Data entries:
+---+

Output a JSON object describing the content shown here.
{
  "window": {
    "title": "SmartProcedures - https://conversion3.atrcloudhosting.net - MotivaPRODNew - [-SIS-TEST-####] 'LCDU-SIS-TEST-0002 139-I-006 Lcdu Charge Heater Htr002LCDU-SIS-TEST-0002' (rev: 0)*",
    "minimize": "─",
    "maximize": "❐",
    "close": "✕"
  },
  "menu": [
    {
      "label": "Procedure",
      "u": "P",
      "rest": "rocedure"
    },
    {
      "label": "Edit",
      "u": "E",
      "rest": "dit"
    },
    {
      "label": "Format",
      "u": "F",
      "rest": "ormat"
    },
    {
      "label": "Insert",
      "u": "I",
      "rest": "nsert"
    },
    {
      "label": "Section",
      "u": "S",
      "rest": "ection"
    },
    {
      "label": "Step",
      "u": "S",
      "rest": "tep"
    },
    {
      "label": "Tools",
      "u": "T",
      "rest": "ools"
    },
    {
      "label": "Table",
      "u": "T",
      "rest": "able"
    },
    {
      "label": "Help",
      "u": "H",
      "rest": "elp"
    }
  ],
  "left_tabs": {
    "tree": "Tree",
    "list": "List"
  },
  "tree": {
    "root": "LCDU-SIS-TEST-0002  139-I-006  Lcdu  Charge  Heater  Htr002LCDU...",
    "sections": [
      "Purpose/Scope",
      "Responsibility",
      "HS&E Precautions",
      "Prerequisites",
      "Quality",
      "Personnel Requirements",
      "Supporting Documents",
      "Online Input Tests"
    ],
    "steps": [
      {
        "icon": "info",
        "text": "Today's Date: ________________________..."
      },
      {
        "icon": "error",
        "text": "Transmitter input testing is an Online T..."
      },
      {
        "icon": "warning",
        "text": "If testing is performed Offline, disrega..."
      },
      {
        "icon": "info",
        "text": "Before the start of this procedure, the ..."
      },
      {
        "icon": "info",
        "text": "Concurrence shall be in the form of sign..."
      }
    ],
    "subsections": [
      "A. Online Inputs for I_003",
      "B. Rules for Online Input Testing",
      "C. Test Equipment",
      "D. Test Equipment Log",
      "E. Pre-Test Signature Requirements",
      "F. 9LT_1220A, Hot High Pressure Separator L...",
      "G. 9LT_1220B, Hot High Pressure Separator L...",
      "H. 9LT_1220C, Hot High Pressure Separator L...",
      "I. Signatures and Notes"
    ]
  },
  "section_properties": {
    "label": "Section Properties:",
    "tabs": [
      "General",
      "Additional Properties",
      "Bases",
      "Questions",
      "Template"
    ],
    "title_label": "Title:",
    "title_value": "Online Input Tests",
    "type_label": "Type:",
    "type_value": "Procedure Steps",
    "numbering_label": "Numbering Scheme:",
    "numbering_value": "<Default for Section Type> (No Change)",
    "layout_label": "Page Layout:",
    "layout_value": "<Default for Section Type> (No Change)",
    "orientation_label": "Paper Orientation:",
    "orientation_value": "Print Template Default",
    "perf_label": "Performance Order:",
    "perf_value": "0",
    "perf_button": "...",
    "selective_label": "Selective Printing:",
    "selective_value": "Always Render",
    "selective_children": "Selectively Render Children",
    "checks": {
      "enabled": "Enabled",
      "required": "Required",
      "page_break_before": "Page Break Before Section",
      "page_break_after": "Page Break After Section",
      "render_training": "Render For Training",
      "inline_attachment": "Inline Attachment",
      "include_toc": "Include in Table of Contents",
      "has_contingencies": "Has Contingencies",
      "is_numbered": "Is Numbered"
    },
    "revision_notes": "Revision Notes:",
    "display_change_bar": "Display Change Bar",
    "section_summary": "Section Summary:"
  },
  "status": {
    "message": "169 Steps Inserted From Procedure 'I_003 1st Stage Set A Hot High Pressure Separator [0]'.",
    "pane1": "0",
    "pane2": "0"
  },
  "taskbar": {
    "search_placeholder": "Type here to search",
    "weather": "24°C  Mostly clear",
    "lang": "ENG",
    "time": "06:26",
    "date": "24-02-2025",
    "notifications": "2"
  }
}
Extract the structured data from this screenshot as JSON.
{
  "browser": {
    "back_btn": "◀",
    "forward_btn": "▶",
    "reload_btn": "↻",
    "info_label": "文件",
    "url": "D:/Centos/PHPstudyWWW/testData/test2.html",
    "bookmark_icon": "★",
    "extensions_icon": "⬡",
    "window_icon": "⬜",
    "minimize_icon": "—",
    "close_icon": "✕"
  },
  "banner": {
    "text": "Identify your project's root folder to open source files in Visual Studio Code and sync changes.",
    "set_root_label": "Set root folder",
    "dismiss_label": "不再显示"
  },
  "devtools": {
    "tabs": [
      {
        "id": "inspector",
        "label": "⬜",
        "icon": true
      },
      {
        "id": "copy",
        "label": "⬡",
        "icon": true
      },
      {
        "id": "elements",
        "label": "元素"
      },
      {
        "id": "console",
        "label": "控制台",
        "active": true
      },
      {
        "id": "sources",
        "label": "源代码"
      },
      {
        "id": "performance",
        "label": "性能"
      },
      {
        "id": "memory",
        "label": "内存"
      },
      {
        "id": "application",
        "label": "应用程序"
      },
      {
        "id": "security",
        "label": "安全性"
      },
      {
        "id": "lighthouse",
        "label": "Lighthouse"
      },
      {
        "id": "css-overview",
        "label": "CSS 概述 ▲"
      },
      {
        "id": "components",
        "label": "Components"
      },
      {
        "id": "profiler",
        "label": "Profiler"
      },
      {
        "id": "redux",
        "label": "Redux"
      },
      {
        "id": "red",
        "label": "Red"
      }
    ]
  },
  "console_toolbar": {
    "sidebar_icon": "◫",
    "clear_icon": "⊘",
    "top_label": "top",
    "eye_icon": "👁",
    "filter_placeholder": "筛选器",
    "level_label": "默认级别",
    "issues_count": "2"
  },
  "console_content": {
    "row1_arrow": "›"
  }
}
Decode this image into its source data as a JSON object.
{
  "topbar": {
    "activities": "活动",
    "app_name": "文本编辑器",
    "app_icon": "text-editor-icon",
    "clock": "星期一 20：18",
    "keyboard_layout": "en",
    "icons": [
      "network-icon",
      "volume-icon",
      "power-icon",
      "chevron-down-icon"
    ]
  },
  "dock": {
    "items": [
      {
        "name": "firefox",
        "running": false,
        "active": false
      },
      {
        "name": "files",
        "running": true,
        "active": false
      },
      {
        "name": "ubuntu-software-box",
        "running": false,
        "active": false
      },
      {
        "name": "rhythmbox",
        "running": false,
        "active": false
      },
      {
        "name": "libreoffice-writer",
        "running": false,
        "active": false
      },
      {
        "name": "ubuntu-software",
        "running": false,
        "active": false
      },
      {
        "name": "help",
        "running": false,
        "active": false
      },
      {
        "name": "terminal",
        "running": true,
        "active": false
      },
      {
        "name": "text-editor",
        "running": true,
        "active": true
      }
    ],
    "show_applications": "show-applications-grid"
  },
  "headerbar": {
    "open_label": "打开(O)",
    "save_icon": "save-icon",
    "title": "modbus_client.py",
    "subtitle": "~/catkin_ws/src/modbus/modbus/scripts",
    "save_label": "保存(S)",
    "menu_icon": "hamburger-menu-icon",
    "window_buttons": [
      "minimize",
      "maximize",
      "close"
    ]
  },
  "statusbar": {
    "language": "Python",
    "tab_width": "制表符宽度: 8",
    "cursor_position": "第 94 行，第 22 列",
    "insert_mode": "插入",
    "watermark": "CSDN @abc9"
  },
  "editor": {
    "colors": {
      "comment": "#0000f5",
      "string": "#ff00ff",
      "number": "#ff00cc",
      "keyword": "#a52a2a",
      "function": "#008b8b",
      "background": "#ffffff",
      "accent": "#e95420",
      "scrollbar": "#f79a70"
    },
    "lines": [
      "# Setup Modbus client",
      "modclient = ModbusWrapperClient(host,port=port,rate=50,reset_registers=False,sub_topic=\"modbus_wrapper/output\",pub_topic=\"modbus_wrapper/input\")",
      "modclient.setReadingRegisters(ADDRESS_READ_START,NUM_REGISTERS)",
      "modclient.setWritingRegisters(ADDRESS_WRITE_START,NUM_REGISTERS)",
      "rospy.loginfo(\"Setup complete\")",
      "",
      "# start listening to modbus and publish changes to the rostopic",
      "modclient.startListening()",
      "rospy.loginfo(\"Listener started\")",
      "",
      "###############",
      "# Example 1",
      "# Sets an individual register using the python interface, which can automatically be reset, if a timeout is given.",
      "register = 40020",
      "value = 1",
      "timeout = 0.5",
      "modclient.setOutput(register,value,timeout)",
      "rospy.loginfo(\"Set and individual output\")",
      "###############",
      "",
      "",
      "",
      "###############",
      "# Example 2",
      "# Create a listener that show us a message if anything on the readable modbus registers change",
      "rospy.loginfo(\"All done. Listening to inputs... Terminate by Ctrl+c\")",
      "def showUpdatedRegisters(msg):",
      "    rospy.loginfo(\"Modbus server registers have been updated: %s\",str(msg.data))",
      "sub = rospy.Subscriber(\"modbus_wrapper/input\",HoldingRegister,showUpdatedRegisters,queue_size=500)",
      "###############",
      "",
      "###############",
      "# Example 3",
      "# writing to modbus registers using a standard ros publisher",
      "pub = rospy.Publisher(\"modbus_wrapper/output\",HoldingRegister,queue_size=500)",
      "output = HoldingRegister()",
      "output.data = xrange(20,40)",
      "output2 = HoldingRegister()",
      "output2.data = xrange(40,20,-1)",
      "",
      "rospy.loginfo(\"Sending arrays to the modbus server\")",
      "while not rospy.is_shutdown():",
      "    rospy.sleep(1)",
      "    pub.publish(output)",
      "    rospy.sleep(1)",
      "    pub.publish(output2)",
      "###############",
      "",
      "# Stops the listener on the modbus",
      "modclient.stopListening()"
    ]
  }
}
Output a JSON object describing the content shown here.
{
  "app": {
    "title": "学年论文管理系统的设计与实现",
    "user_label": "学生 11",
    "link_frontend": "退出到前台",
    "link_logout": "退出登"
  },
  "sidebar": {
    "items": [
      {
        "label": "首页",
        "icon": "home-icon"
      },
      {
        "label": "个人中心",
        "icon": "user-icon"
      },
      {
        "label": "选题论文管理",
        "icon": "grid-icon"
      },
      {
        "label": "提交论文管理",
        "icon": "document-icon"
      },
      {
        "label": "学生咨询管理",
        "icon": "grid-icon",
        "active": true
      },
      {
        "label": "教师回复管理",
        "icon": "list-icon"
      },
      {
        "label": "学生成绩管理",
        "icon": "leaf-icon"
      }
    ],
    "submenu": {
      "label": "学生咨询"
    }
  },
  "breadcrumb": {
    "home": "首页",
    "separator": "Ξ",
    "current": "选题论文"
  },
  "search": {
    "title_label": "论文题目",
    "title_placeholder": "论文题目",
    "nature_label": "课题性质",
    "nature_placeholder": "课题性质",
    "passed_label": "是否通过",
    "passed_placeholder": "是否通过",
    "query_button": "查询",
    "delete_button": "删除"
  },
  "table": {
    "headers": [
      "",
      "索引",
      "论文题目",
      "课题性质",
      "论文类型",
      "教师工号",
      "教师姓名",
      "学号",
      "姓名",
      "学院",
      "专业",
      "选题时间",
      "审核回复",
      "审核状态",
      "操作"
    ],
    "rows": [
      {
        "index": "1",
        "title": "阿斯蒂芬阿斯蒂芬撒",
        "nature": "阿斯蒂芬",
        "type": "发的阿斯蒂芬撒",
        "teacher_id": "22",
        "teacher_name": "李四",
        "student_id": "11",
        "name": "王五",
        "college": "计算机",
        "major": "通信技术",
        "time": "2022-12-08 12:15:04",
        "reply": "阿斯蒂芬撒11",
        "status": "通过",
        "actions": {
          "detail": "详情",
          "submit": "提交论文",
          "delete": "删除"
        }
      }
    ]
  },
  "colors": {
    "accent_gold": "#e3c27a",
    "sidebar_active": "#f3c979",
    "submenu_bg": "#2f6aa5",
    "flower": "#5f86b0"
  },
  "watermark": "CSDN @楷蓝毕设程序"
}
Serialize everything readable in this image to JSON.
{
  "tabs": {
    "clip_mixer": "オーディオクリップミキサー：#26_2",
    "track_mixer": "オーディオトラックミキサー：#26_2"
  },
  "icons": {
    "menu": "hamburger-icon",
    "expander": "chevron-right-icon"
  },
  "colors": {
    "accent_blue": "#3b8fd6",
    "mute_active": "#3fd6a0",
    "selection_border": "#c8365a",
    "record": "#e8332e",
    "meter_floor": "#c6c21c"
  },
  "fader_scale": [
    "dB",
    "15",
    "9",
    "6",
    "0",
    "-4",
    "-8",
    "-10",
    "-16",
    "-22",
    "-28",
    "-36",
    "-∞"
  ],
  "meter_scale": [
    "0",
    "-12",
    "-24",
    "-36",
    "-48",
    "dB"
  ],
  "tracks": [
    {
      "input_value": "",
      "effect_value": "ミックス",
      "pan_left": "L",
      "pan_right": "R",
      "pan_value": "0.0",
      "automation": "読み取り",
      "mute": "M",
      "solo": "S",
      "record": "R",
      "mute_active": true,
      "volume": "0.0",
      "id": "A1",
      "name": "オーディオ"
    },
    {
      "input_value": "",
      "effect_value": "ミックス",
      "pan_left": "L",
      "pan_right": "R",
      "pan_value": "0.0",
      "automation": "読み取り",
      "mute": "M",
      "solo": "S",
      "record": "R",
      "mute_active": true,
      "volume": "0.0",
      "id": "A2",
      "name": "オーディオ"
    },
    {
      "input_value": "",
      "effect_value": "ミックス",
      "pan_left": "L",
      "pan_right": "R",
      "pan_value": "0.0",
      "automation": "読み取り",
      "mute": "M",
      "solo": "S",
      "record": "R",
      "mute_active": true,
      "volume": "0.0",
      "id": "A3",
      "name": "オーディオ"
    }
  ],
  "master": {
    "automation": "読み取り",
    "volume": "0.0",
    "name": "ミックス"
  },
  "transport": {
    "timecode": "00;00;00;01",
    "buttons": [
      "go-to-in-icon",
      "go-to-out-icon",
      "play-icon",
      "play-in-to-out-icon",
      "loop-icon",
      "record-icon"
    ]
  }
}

+---+

GOAL >> Identify each line in the entries with the word "是否通过" and copy it.

FULL ANSWER >>
    "passed_label": "是否通过",
    "passed_placeholder": "是否通过",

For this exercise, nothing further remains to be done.